**Given instruction**. Copy every record below exactly.

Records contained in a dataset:
——————————
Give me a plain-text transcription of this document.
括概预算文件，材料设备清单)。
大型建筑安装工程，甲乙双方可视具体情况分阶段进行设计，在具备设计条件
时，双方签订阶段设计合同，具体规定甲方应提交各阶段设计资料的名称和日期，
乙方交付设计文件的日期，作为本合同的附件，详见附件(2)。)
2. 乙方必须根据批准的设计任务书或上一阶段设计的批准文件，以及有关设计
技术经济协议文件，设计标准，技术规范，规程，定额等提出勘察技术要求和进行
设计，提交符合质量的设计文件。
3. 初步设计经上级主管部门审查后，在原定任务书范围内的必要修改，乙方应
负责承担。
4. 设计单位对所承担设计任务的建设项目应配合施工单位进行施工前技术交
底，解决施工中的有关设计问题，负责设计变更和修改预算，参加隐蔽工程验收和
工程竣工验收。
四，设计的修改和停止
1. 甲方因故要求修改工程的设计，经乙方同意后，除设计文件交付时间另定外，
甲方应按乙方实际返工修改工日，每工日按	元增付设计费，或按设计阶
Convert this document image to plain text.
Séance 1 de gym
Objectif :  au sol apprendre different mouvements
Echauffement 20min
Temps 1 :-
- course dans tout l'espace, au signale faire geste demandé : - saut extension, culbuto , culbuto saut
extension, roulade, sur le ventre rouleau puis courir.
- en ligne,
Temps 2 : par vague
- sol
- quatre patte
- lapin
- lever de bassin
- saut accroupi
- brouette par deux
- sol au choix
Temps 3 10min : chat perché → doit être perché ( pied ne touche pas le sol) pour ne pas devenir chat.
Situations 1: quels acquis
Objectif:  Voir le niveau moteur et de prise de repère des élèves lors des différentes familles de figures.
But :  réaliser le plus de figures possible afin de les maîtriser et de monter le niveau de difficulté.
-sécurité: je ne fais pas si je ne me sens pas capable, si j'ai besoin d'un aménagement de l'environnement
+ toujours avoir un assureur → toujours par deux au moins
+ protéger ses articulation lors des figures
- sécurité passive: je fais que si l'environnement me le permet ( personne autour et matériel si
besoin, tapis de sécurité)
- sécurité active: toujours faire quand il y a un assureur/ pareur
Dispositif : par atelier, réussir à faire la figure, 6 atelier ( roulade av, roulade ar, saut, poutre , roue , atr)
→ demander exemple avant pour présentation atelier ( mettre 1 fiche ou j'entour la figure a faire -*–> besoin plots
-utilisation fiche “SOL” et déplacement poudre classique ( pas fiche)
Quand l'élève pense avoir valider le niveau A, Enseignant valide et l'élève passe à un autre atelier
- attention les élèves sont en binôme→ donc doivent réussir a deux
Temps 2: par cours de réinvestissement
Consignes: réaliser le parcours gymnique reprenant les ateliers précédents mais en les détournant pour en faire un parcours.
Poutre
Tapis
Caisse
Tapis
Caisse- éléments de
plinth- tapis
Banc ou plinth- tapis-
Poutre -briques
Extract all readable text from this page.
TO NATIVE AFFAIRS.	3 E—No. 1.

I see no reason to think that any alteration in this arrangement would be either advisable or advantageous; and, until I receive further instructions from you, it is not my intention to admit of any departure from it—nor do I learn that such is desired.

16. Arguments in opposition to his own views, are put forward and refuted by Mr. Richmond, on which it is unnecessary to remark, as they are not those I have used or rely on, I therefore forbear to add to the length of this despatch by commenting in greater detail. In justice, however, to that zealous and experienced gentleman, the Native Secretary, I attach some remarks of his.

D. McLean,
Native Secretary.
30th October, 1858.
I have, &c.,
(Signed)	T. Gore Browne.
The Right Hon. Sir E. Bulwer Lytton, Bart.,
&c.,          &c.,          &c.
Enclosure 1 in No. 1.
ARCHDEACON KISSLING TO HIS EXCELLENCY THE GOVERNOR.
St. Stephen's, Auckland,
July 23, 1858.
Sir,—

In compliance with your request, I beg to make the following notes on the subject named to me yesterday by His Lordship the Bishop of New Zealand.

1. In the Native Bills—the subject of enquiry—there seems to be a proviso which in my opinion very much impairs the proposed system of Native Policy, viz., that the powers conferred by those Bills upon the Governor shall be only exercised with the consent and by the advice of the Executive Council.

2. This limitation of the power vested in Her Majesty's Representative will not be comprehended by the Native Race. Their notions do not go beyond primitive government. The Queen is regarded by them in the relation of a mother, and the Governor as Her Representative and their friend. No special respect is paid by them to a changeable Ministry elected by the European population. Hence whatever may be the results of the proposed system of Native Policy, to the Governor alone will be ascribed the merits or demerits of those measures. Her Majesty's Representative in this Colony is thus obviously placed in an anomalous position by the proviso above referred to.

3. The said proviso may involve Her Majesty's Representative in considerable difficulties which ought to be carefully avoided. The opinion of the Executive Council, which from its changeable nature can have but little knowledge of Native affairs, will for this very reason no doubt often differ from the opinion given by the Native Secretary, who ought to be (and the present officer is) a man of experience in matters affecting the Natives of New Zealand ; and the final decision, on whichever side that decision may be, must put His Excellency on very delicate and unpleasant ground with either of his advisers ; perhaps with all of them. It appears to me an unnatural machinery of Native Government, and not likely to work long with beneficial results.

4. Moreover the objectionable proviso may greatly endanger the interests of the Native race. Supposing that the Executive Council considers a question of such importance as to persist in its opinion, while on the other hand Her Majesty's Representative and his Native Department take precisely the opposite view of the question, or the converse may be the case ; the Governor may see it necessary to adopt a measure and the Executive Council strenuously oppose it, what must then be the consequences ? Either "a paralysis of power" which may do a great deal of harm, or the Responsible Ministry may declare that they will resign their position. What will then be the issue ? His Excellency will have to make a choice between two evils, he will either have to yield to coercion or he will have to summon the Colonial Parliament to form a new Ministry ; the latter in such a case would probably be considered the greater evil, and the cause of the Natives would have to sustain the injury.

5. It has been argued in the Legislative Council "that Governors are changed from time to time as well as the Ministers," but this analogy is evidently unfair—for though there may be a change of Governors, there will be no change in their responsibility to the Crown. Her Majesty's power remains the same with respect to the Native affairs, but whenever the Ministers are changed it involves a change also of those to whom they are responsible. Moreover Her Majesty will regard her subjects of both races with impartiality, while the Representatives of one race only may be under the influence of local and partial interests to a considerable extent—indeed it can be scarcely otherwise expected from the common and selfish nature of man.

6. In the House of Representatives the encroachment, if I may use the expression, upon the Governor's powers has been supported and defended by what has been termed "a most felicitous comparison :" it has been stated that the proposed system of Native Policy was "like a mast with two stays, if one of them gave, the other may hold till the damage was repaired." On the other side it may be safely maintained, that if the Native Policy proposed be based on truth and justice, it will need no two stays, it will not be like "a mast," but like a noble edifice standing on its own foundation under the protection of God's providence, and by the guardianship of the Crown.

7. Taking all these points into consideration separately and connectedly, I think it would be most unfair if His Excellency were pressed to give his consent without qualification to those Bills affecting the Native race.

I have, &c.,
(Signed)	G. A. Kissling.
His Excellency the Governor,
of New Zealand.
——————————
**Exercise answer**.
Give me a plain-text transcription of this document.
括概预算文件，材料设备清单)。
大型建筑安装工程，甲乙双方可视具体情况分阶段进行设计，在具备设计条件
时，双方签订阶段设计合同，具体规定甲方应提交各阶段设计资料的名称和日期，
乙方交付设计文件的日期，作为本合同的附件，详见附件(2)。)
2. 乙方必须根据批准的设计任务书或上一阶段设计的批准文件，以及有关设计
技术经济协议文件，设计标准，技术规范，规程，定额等提出勘察技术要求和进行
设计，提交符合质量的设计文件。
3. 初步设计经上级主管部门审查后，在原定任务书范围内的必要修改，乙方应
负责承担。
4. 设计单位对所承担设计任务的建设项目应配合施工单位进行施工前技术交
底，解决施工中的有关设计问题，负责设计变更和修改预算，参加隐蔽工程验收和
工程竣工验收。
四，设计的修改和停止
1. 甲方因故要求修改工程的设计，经乙方同意后，除设计文件交付时间另定外，
甲方应按乙方实际返工修改工日，每工日按	元增付设计费，或按设计阶
Convert this document image to plain text.
Séance 1 de gym
Objectif :  au sol apprendre different mouvements
Echauffement 20min
Temps 1 :-
- course dans tout l'espace, au signale faire geste demandé : - saut extension, culbuto , culbuto saut
extension, roulade, sur le ventre rouleau puis courir.
- en ligne,
Temps 2 : par vague
- sol
- quatre patte
- lapin
- lever de bassin
- saut accroupi
- brouette par deux
- sol au choix
Temps 3 10min : chat perché → doit être perché ( pied ne touche pas le sol) pour ne pas devenir chat.
Situations 1: quels acquis
Objectif:  Voir le niveau moteur et de prise de repère des élèves lors des différentes familles de figures.
But :  réaliser le plus de figures possible afin de les maîtriser et de monter le niveau de difficulté.
-sécurité: je ne fais pas si je ne me sens pas capable, si j'ai besoin d'un aménagement de l'environnement
+ toujours avoir un assureur → toujours par deux au moins
+ protéger ses articulation lors des figures
- sécurité passive: je fais que si l'environnement me le permet ( personne autour et matériel si
besoin, tapis de sécurité)
- sécurité active: toujours faire quand il y a un assureur/ pareur
Dispositif : par atelier, réussir à faire la figure, 6 atelier ( roulade av, roulade ar, saut, poutre , roue , atr)
→ demander exemple avant pour présentation atelier ( mettre 1 fiche ou j'entour la figure a faire -*–> besoin plots
-utilisation fiche “SOL” et déplacement poudre classique ( pas fiche)
Quand l'élève pense avoir valider le niveau A, Enseignant valide et l'élève passe à un autre atelier
- attention les élèves sont en binôme→ donc doivent réussir a deux
Temps 2: par cours de réinvestissement
Consignes: réaliser le parcours gymnique reprenant les ateliers précédents mais en les détournant pour en faire un parcours.
Poutre
Tapis
Caisse
Tapis
Caisse- éléments de
plinth- tapis
Banc ou plinth- tapis-
Poutre -briques
Extract all readable text from this page.
TO NATIVE AFFAIRS.	3 E—No. 1.

I see no reason to think that any alteration in this arrangement would be either advisable or advantageous; and, until I receive further instructions from you, it is not my intention to admit of any departure from it—nor do I learn that such is desired.

16. Arguments in opposition to his own views, are put forward and refuted by Mr. Richmond, on which it is unnecessary to remark, as they are not those I have used or rely on, I therefore forbear to add to the length of this despatch by commenting in greater detail. In justice, however, to that zealous and experienced gentleman, the Native Secretary, I attach some remarks of his.

D. McLean,
Native Secretary.
30th October, 1858.
I have, &c.,
(Signed)	T. Gore Browne.
The Right Hon. Sir E. Bulwer Lytton, Bart.,
&c.,          &c.,          &c.
Enclosure 1 in No. 1.
ARCHDEACON KISSLING TO HIS EXCELLENCY THE GOVERNOR.
St. Stephen's, Auckland,
July 23, 1858.
Sir,—

In compliance with your request, I beg to make the following notes on the subject named to me yesterday by His Lordship the Bishop of New Zealand.

1. In the Native Bills—the subject of enquiry—there seems to be a proviso which in my opinion very much impairs the proposed system of Native Policy, viz., that the powers conferred by those Bills upon the Governor shall be only exercised with the consent and by the advice of the Executive Council.

2. This limitation of the power vested in Her Majesty's Representative will not be comprehended by the Native Race. Their notions do not go beyond primitive government. The Queen is regarded by them in the relation of a mother, and the Governor as Her Representative and their friend. No special respect is paid by them to a changeable Ministry elected by the European population. Hence whatever may be the results of the proposed system of Native Policy, to the Governor alone will be ascribed the merits or demerits of those measures. Her Majesty's Representative in this Colony is thus obviously placed in an anomalous position by the proviso above referred to.

3. The said proviso may involve Her Majesty's Representative in considerable difficulties which ought to be carefully avoided. The opinion of the Executive Council, which from its changeable nature can have but little knowledge of Native affairs, will for this very reason no doubt often differ from the opinion given by the Native Secretary, who ought to be (and the present officer is) a man of experience in matters affecting the Natives of New Zealand ; and the final decision, on whichever side that decision may be, must put His Excellency on very delicate and unpleasant ground with either of his advisers ; perhaps with all of them. It appears to me an unnatural machinery of Native Government, and not likely to work long with beneficial results.

4. Moreover the objectionable proviso may greatly endanger the interests of the Native race. Supposing that the Executive Council considers a question of such importance as to persist in its opinion, while on the other hand Her Majesty's Representative and his Native Department take precisely the opposite view of the question, or the converse may be the case ; the Governor may see it necessary to adopt a measure and the Executive Council strenuously oppose it, what must then be the consequences ? Either "a paralysis of power" which may do a great deal of harm, or the Responsible Ministry may declare that they will resign their position. What will then be the issue ? His Excellency will have to make a choice between two evils, he will either have to yield to coercion or he will have to summon the Colonial Parliament to form a new Ministry ; the latter in such a case would probably be considered the greater evil, and the cause of the Natives would have to sustain the injury.

5. It has been argued in the Legislative Council "that Governors are changed from time to time as well as the Ministers," but this analogy is evidently unfair—for though there may be a change of Governors, there will be no change in their responsibility to the Crown. Her Majesty's power remains the same with respect to the Native affairs, but whenever the Ministers are changed it involves a change also of those to whom they are responsible. Moreover Her Majesty will regard her subjects of both races with impartiality, while the Representatives of one race only may be under the influence of local and partial interests to a considerable extent—indeed it can be scarcely otherwise expected from the common and selfish nature of man.

6. In the House of Representatives the encroachment, if I may use the expression, upon the Governor's powers has been supported and defended by what has been termed "a most felicitous comparison :" it has been stated that the proposed system of Native Policy was "like a mast with two stays, if one of them gave, the other may hold till the damage was repaired." On the other side it may be safely maintained, that if the Native Policy proposed be based on truth and justice, it will need no two stays, it will not be like "a mast," but like a noble edifice standing on its own foundation under the protection of God's providence, and by the guardianship of the Crown.

7. Taking all these points into consideration separately and connectedly, I think it would be most unfair if His Excellency were pressed to give his consent without qualification to those Bills affecting the Native race.

I have, &c.,
(Signed)	G. A. Kissling.
His Excellency the Governor,
of New Zealand.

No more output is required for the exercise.